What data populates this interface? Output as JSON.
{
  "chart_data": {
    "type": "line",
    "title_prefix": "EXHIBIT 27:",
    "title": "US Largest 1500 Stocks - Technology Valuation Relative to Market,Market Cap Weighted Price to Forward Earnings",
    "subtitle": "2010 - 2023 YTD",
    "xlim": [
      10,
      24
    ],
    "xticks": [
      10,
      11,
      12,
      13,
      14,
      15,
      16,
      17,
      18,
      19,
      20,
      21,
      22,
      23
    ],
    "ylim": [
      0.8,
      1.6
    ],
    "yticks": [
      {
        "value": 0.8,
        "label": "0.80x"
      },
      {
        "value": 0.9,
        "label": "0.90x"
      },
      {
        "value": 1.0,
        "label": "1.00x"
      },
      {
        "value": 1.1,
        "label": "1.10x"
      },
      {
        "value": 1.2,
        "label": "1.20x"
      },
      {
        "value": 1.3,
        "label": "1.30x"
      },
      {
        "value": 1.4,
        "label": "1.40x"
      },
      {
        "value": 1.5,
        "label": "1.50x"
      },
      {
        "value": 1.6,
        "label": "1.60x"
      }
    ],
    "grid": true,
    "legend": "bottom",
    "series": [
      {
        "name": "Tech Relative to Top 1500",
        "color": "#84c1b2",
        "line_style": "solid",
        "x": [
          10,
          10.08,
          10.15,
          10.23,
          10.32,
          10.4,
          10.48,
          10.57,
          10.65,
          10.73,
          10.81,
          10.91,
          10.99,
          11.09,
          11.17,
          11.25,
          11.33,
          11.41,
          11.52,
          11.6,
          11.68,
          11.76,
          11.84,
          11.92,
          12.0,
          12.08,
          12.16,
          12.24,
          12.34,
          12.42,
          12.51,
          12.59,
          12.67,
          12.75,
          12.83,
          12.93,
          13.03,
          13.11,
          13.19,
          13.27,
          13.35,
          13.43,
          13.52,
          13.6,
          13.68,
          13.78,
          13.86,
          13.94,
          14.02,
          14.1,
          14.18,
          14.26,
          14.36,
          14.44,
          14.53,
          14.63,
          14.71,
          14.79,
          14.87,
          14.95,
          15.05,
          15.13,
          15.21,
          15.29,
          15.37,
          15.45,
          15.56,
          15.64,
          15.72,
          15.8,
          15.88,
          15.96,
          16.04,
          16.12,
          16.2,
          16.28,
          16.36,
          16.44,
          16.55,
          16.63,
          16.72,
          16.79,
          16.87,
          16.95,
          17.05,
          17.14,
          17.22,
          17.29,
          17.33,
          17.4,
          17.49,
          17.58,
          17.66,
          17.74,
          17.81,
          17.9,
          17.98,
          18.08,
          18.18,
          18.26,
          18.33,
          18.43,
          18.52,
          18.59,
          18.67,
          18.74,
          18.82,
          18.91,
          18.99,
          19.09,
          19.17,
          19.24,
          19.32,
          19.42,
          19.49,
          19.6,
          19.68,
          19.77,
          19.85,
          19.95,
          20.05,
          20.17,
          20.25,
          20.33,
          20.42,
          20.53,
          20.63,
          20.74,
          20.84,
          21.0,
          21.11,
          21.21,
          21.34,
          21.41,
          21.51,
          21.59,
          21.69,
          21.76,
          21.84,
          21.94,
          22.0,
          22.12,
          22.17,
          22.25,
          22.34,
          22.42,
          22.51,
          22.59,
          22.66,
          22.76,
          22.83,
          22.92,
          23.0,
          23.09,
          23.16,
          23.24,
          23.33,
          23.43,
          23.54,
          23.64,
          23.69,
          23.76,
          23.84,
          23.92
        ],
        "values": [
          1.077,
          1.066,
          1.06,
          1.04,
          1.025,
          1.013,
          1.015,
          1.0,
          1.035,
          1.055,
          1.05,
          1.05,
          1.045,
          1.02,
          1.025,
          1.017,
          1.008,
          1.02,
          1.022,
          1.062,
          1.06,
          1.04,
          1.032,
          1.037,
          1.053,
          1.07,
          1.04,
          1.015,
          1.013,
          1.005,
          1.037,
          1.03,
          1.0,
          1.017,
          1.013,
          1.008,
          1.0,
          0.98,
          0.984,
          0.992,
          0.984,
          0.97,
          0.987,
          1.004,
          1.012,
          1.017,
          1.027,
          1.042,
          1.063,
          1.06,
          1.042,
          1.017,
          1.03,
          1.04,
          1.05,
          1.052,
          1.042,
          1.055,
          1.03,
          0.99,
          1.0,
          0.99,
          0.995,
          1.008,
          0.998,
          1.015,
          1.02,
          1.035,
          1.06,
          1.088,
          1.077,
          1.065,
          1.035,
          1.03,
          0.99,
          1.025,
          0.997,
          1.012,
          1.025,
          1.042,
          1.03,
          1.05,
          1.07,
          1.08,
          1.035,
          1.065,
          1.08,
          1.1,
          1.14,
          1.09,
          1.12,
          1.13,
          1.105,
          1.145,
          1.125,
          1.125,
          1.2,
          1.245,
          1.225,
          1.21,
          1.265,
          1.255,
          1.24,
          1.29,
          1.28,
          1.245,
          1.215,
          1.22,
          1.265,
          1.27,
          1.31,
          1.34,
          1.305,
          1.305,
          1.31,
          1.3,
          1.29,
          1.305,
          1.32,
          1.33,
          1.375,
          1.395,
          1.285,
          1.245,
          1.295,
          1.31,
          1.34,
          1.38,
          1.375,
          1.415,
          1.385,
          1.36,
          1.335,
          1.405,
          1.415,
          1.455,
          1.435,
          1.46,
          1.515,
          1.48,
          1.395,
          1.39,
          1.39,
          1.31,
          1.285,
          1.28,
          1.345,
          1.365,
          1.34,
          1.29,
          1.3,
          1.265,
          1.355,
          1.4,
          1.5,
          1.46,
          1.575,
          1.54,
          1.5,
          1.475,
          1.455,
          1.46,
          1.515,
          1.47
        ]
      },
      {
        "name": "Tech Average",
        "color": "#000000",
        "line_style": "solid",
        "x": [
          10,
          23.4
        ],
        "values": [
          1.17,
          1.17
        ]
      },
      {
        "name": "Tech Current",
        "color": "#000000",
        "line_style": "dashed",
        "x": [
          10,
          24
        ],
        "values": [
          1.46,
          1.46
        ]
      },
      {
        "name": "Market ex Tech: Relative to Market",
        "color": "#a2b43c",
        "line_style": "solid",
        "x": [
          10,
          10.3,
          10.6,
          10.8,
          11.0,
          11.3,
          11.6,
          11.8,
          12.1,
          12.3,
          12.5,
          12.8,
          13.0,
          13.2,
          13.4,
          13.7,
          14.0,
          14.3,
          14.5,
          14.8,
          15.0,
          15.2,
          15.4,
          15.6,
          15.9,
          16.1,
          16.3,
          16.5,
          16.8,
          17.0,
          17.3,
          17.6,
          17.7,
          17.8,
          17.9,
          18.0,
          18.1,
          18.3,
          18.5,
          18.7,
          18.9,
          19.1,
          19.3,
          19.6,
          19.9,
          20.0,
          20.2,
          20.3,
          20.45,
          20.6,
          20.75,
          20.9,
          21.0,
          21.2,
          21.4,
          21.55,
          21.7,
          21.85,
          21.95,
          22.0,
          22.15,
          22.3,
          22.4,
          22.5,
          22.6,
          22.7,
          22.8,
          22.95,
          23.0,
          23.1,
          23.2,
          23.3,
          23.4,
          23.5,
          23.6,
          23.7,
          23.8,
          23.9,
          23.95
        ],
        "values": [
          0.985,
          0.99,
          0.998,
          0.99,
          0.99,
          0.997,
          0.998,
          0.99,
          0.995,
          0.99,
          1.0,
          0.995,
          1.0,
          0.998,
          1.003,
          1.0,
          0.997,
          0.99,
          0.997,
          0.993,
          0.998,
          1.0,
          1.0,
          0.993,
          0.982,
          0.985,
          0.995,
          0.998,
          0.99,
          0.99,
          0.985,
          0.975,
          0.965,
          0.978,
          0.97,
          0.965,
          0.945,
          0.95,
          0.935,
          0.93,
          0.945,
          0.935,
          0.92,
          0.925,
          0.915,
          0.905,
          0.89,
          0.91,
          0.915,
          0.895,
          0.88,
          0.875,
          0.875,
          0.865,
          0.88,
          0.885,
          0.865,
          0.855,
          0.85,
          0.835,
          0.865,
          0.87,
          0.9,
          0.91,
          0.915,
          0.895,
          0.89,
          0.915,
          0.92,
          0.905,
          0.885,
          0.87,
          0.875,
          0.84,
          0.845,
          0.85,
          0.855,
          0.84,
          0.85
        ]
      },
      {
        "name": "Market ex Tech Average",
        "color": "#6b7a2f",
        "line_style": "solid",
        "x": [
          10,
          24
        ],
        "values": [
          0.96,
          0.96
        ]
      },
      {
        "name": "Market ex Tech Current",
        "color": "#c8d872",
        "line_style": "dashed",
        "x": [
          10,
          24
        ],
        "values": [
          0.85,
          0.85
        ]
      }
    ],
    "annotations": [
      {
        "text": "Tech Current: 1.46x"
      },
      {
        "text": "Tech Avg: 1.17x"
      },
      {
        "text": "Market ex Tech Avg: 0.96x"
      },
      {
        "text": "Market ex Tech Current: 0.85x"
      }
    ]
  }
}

——————————

• _WHAT IS EXPECTED_
Pick out the lines containing the word "Average" and show them.

• _COMPLETE RESPONSE_
        "name": "Tech Average",
        "name": "Market ex Tech Average",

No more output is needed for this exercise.